**EXCERPT TO READ**
Inverse Design of Multicomponent Oxide Catalysts with Generative Models and DFT

PI Rafael Gomez-Bombarelli, MIT DMSE
Co-PI Yang-Shao Horn, MIT MechE
Livia Giordano, MIT MechE
Ben Blaiszik, Argonne National Laboratory
Gomez ALCC Graphic

Two-layer STELAR (Semi-grand Thermodynamic Ensemble with Lattice Auto-regressive Representation) architecture restricting dependence of all sites to previous sites and thermodynamic constraints. Each node shown in the figure represents a group of n neurons for an n-component system.

Project Summary

Combining machine learning and atomistic simulations through active learning, this project will explore and rank a very large composition space of multicomponent oxides according to their stability and activity. The predictions of these models will then be validated in the lab and scaled up through collaborations with academics and industry.

Project Description

Promising technologies such as solar fuels, fuel cells, electrolyzers, and metal-oxygen batteries are key for sustainable and independent energy generation and storage. However, they are being held back by a common challenge: the need to interconvert electricity and chemical energy in the formation and consumption of oxygen molecules. We lack efficient and cheap electrocatalytic materials for the so-called oxygen evolution reaction and oxygen reduction reaction (OER and ORR). Precious metals are effective but have limited practical applications because of their high cost and low abundance. Non-platinum group metal oxides such as Ni, Fe, and Co are active for OER and ORR in alkaline solutions, but are not stable in the acidic environment encountered in water electrolyzers or have low activity. Multi-component oxide materials can combine diverse earth-abundant elements to achieve the desired properties. Perovskites, for example, have an ABO3 composition and have shown much promise as OER/ORR catalysts because they can be doped with a rich variety of A and B site cations, and these changes in elemental composition allow fine-tuning of the electrocatalytic properties. Despite the promise of these materials, and the success of atomistic simulations in explaining and predicting catalytic activity of surfaces, the large combinatorial space of substitutions hinders design of new materials. There are billions of 5-element combinations and, even with computers, they cannot be evaluated one by one in search for the best. This project will build an autonomous computational activelearning loop to perform global optimization of multicomponent oxide catalysts for OER/ORR. Combining machine learning and atomistic simulations through active learning, this project will explore and rank a very large composition space of multicomponent oxides according to their stability and activity. The predictions of these models will then be validated in the lab and scaled up through collaborations with academics and industry.

**THE DATA**
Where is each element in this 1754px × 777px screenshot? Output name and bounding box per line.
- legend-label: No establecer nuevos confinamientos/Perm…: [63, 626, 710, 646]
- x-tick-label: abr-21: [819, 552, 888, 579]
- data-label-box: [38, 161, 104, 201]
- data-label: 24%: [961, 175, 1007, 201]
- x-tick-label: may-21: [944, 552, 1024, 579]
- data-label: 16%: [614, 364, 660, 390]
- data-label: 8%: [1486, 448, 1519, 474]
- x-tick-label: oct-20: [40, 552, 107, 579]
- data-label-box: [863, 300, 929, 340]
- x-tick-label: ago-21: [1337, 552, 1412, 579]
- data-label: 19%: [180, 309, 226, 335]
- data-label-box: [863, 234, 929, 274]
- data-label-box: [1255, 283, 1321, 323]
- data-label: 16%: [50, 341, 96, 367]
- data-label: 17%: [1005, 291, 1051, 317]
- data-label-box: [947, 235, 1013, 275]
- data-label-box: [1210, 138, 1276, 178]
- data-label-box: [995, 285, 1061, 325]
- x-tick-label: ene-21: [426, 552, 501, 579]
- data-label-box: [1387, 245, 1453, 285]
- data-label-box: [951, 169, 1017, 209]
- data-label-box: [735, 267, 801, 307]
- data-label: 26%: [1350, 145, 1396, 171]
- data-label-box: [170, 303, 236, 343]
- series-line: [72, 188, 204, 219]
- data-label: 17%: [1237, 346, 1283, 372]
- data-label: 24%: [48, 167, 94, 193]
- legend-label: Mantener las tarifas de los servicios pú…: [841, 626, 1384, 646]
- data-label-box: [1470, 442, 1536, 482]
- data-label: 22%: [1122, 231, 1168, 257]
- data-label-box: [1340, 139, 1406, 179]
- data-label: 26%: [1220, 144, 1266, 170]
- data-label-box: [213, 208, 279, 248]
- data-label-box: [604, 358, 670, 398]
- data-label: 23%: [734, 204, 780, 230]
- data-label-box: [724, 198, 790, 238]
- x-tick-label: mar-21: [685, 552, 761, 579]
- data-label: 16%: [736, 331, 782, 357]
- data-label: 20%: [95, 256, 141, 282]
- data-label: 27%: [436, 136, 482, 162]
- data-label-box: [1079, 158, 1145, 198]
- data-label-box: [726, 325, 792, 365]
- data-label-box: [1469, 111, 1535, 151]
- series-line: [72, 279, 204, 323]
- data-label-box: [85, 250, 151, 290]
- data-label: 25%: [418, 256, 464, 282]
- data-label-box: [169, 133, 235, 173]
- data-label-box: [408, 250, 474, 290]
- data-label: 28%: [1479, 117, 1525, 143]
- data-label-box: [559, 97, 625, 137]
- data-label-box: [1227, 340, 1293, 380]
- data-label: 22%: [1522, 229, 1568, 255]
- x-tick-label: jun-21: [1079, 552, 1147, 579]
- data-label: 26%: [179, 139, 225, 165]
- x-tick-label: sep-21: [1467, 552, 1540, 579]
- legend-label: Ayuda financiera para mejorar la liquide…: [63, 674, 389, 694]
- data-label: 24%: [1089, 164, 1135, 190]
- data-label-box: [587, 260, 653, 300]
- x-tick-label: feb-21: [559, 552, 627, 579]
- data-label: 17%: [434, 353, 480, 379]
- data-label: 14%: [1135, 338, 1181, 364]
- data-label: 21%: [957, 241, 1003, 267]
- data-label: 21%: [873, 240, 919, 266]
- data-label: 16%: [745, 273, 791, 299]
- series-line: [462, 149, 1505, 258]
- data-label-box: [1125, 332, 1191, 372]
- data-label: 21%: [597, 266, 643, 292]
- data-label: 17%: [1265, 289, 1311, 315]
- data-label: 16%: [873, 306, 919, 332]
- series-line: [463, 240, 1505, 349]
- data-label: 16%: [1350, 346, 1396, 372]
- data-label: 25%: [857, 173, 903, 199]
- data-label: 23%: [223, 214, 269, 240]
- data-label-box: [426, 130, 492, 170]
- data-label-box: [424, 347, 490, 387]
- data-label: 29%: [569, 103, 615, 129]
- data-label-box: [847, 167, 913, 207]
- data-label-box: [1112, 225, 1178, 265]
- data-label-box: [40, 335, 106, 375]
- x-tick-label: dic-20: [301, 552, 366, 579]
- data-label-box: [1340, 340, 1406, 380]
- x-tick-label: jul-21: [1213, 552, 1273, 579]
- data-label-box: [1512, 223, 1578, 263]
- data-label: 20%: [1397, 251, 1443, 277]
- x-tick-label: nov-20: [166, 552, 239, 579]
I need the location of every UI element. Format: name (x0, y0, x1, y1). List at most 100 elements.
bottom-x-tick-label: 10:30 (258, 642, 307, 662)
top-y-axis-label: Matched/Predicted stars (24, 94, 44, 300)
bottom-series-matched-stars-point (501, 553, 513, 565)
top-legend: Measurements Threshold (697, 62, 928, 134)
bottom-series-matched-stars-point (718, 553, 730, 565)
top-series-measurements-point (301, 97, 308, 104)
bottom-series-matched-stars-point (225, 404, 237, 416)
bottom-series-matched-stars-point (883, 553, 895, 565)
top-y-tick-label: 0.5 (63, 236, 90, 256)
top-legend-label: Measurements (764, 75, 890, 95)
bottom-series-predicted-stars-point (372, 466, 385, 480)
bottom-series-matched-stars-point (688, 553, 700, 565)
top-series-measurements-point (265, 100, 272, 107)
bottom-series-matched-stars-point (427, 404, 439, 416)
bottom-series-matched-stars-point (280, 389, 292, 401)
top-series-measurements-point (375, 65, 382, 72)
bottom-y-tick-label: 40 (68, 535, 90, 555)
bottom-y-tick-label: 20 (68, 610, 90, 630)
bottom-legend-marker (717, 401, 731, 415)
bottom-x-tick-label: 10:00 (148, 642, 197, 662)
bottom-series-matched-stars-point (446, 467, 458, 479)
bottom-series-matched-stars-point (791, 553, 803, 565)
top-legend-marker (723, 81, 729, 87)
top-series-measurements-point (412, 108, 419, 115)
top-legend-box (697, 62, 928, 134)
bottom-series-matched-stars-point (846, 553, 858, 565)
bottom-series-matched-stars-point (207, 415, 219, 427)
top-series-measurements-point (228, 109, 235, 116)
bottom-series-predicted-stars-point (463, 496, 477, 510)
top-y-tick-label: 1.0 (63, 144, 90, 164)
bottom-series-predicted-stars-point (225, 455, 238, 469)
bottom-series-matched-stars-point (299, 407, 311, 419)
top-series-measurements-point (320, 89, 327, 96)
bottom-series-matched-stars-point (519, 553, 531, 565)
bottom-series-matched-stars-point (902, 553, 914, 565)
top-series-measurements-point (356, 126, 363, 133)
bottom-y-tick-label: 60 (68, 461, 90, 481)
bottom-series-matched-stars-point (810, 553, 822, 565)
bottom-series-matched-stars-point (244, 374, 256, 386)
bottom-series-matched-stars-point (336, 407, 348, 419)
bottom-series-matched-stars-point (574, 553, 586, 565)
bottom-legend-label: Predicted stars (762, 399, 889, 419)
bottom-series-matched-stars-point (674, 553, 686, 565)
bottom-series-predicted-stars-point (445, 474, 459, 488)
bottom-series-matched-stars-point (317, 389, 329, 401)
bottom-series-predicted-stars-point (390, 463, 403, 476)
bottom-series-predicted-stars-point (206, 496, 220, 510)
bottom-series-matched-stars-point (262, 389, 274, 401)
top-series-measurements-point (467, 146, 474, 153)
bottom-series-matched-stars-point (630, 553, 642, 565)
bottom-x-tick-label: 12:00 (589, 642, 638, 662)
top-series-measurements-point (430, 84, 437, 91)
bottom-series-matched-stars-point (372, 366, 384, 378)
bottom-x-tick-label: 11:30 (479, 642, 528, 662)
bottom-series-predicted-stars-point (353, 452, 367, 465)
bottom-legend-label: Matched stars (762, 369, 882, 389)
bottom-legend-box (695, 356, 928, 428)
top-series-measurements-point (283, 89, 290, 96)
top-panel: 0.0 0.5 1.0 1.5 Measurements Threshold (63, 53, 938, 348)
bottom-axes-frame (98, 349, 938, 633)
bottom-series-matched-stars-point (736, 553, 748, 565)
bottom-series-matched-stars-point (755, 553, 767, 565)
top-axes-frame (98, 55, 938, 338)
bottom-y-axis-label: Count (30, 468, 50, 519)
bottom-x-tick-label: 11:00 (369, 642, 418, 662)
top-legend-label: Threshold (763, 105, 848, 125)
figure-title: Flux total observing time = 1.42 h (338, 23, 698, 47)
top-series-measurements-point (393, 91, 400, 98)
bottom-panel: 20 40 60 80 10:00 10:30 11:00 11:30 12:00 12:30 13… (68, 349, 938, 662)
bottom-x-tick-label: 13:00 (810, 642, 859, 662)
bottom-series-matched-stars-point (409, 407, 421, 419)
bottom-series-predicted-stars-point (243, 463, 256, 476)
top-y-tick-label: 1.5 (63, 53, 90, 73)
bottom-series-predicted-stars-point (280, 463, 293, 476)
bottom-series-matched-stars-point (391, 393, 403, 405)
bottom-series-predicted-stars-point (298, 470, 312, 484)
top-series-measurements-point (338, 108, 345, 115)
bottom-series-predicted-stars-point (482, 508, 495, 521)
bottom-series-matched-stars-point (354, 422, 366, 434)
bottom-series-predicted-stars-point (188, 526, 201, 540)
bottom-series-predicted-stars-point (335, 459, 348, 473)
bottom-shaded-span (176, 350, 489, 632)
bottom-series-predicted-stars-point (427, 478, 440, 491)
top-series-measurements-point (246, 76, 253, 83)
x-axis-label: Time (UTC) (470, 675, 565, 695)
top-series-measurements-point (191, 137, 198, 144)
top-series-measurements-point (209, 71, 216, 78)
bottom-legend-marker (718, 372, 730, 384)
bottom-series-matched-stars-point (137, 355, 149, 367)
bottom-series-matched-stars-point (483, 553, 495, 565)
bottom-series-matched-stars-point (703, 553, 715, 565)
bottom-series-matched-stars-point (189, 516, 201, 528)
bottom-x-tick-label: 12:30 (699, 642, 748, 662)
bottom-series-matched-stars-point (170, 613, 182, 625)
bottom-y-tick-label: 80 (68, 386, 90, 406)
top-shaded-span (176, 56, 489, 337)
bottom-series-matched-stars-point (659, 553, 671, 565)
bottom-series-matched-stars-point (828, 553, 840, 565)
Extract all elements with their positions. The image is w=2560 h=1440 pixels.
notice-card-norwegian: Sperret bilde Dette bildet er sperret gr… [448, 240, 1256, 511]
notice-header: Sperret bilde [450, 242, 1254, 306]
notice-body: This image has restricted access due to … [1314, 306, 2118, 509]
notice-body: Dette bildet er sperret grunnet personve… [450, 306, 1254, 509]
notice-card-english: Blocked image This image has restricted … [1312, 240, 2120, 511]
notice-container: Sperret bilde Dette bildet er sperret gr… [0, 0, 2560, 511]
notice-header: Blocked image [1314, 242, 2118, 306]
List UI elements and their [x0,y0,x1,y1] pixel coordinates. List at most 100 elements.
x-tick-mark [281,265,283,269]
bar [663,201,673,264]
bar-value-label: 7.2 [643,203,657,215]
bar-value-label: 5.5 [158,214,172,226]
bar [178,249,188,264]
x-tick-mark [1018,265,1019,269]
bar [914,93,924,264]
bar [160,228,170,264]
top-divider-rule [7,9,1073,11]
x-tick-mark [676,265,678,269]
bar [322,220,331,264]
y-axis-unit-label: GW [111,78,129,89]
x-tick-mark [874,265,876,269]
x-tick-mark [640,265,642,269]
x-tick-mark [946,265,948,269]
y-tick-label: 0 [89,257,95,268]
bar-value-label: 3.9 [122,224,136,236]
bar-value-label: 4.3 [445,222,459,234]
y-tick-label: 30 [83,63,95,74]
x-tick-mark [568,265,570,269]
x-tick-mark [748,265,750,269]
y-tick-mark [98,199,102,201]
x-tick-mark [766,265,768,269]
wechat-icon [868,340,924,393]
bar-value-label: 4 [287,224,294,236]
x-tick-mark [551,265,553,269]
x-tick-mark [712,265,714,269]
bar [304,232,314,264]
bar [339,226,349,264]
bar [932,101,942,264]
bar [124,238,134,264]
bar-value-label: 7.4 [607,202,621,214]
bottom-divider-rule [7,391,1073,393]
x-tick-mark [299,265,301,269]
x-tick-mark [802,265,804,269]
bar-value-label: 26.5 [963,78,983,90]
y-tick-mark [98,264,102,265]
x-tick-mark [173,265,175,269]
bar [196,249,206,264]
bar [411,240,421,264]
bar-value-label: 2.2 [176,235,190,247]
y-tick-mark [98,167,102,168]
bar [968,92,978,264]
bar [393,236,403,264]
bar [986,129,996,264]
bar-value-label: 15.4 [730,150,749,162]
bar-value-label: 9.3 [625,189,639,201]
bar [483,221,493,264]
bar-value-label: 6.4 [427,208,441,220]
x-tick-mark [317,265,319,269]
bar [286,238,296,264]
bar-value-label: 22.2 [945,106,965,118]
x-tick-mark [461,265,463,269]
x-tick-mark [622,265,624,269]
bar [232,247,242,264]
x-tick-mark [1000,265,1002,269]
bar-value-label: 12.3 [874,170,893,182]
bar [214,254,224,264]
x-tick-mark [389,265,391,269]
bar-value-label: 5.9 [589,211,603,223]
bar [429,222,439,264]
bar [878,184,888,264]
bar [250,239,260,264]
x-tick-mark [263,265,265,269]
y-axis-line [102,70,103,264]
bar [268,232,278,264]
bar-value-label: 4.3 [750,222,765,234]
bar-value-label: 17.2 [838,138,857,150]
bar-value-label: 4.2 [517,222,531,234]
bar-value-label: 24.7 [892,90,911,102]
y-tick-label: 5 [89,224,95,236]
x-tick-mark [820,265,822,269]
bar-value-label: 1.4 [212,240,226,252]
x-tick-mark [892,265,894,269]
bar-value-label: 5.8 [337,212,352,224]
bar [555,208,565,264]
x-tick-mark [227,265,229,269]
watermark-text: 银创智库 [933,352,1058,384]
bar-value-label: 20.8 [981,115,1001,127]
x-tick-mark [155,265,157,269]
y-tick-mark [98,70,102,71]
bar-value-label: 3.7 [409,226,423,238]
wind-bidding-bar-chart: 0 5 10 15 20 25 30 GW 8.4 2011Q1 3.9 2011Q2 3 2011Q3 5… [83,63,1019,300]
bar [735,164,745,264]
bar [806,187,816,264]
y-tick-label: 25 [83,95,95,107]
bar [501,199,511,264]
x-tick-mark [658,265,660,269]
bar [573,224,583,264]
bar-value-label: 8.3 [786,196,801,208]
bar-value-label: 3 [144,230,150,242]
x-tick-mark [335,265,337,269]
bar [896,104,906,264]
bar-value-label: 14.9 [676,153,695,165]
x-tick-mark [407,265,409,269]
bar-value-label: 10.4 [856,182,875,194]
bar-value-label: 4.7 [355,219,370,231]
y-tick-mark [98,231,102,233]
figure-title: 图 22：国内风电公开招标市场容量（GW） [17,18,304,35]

**WORK REQUEST 1**
Answer these questions from the oxide catalyst project page, one line each:
(a) What does STELAR stand for?
(b) What composition do perovskites have?
(c) Which institution is listed with Ben Blaiszik?
**WORK REQUEST 2**
List every technology that the oxide catalyst project page calls promising for sustainable and independent energy generation and storage.
**WORK REQUEST 3**
Carry the oxide catalyst project page forward from its final sentence with one more paragraph in the same style.

**EXPECTED ANSWER 1**
(a) Semi-grand Thermodynamic Ensemble with Lattice Auto-regressive Representation
(b) ABO3
(c) Argonne National Laboratory

**EXPECTED ANSWER 2**
- Solar fuels
- Fuel cells
- Electrolyzers
- Metal-oxygen batteries

**EXPECTED ANSWER 3**
The project will utilize atomistic simulations based on quantum mechanics to rank candidate materials for their stability and their catalytic properties. Machine learning models will play two important roles. One in replacing the expensive simulations with fast surrogate functions that reproduce the accuracy at a fraction of the cost. Neural network architectures fine-tuned for materials will be trained on the continuously acquired data. The second use of machine learning is inspired in the recent successes in games like chess or go, where machines learn to play a game based on discrete decisions. In our case, the game is designing a material, and the discrete “moves” are selecting which elements to use in which positions in the material to get stable and active catalysts. By rapidly exhausting a large design space, this project will generate highly promising and diverse materials for OER/ORR that will then be validated experimentally and scaled up towards devices and products. The project will also produce a complete “map” of the chemical space of oxides for OER/ORR which can guide further material searches for other applications.